WHAT YOU WILL DO
Pull each line holding the word "Singapore" from the data.

DATA EXCERPTS
— START —
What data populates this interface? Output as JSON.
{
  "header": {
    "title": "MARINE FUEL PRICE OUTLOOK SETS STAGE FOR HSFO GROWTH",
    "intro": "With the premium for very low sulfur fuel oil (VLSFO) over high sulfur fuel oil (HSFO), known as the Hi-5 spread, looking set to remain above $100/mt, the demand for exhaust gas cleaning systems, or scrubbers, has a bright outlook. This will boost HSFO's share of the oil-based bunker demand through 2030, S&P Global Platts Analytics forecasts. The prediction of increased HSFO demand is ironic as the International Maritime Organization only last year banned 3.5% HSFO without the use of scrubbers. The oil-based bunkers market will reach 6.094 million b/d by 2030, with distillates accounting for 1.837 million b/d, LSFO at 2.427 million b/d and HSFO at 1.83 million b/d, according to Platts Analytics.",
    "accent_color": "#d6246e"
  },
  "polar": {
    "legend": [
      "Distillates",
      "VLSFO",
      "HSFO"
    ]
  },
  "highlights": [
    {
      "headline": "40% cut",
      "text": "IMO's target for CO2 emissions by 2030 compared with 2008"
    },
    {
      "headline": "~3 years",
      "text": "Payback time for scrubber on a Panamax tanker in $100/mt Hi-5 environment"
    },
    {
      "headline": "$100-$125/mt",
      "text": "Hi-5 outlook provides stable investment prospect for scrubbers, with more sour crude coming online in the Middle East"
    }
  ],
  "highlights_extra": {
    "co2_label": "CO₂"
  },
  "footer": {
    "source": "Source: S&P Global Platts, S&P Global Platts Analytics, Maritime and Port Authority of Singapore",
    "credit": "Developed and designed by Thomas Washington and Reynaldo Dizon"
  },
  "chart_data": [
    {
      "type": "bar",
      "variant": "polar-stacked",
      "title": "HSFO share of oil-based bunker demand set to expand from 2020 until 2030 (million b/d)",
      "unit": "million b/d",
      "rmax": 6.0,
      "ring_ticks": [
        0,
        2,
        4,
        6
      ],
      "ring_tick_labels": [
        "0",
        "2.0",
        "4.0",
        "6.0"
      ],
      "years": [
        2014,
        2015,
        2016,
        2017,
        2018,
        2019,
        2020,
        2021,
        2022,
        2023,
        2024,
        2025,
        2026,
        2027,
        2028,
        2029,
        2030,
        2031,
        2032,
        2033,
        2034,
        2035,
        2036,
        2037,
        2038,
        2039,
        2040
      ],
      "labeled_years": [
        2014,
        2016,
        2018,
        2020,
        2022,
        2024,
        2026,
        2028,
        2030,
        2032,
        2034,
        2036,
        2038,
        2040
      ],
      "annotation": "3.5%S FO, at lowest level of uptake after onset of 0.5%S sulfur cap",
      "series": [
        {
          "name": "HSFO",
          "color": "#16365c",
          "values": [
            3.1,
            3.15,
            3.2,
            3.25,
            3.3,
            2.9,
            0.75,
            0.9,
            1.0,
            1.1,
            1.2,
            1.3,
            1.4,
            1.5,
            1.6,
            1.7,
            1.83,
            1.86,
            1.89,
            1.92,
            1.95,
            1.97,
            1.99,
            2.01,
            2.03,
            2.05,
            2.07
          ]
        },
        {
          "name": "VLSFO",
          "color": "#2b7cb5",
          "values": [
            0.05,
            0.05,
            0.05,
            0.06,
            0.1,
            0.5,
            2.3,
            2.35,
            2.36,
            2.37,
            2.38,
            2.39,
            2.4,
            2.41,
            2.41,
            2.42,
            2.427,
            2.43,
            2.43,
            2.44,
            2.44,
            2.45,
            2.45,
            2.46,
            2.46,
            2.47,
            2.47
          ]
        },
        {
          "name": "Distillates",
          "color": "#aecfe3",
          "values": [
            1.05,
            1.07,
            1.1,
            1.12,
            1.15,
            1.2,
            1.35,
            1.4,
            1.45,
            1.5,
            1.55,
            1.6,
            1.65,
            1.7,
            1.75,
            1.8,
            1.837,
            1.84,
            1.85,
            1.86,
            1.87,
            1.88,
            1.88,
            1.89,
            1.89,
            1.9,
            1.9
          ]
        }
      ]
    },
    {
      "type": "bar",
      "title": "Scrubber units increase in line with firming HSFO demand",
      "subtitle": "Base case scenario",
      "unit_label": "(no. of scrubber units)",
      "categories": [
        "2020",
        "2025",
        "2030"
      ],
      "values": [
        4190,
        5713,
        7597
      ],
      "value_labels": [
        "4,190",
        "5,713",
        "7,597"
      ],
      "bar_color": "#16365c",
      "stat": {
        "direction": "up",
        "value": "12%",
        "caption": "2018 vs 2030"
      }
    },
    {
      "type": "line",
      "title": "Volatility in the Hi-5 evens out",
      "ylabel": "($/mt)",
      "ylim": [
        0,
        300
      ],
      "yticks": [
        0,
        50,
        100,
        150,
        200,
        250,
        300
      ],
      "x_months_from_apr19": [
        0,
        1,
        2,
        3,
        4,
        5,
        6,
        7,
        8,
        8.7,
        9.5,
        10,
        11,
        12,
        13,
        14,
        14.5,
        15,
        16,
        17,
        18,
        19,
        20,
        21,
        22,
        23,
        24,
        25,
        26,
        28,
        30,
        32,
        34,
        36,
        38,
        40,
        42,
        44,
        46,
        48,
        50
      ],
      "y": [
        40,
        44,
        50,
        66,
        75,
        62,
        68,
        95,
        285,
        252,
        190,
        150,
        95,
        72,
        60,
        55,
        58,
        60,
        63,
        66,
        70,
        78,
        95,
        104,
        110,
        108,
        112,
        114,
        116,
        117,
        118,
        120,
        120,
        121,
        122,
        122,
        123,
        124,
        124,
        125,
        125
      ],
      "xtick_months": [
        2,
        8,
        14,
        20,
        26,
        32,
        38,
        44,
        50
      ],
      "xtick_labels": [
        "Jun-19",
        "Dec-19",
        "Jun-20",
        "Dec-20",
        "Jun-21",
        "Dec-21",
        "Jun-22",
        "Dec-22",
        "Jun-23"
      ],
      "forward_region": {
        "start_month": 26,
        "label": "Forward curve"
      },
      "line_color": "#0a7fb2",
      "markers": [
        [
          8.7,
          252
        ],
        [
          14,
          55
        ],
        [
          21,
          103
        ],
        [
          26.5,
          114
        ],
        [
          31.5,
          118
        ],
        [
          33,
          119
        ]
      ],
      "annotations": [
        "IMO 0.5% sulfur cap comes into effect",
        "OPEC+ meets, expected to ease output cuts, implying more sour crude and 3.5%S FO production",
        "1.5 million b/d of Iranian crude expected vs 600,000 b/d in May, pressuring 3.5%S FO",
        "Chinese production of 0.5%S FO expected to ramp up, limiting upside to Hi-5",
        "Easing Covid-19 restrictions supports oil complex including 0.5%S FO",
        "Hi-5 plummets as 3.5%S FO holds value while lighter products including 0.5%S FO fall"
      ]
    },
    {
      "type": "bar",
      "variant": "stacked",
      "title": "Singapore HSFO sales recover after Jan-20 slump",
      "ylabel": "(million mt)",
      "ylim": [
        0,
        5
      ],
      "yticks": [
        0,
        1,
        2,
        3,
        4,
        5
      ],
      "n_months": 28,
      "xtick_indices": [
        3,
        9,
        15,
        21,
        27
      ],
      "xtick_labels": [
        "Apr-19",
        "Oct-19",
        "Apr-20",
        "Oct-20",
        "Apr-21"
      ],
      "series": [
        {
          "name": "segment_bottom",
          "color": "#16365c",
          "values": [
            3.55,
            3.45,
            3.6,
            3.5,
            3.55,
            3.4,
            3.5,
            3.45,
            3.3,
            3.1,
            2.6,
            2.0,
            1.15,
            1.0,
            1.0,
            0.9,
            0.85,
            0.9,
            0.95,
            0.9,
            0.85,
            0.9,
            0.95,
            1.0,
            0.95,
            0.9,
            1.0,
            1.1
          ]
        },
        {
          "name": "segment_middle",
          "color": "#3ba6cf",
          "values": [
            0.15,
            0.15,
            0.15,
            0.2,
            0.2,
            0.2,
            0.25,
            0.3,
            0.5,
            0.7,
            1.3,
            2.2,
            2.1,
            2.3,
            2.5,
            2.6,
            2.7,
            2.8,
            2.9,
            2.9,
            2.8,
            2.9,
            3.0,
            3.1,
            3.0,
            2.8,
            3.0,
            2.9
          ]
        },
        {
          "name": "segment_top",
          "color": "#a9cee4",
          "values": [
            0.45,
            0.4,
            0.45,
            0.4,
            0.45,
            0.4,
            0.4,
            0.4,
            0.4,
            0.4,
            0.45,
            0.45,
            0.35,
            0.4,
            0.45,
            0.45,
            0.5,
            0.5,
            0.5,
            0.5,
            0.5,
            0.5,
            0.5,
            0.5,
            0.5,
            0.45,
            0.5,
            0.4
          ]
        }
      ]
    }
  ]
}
— END —
SOLUTION
    "source": "Source: S&P Global Platts, S&P Global Platts Analytics, Maritime and Port Authority of Singapore",
      "title": "Singapore HSFO sales recover after Jan-20 slump",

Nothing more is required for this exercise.